** start of RECORDS PROVIDED **

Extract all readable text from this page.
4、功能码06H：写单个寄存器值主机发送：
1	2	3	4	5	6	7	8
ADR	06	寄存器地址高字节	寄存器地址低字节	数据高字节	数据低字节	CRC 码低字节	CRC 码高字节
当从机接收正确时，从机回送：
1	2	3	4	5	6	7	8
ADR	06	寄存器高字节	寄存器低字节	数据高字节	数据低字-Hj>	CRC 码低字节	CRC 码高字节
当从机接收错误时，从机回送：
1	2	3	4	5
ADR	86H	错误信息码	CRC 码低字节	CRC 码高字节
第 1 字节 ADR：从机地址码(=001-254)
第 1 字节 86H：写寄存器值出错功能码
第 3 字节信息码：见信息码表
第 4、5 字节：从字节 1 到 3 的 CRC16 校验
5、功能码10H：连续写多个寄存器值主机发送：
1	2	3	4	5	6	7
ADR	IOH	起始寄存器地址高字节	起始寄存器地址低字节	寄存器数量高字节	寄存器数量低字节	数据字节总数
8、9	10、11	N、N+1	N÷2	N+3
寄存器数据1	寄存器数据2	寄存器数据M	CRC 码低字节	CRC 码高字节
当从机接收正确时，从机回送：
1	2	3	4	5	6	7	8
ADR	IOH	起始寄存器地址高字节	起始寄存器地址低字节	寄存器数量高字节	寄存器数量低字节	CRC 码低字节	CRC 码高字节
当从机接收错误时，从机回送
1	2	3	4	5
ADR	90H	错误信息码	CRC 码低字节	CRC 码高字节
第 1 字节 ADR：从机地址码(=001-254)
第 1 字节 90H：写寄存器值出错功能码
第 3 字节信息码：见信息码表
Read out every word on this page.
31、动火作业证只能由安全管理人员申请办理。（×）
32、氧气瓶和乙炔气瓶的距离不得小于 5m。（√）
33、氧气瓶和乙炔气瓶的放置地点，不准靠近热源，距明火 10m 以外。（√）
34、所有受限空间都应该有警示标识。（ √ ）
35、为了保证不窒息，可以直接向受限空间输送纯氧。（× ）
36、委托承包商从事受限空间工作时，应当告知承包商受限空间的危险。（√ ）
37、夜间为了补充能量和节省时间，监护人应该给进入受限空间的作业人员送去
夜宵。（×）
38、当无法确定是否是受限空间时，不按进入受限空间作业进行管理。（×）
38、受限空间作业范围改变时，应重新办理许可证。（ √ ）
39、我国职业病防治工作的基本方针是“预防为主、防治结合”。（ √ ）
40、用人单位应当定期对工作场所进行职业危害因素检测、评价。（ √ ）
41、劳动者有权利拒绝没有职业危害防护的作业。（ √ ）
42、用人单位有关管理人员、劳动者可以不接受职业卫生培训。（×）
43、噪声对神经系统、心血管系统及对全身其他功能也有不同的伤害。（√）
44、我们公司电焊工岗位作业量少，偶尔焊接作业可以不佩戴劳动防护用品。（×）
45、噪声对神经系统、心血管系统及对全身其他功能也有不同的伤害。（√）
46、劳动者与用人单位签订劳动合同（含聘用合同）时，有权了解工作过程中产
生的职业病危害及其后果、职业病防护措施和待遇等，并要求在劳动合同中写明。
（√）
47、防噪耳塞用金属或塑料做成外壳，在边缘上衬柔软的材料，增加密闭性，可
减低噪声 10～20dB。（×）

** end of RECORDS PROVIDED **

* STATED TASK: Copy out each line that contains the word "写寄存器值出错功能码".

* SOLUTION:
第 1 字节 86H：写寄存器值出错功能码
第 1 字节 90H：写寄存器值出错功能码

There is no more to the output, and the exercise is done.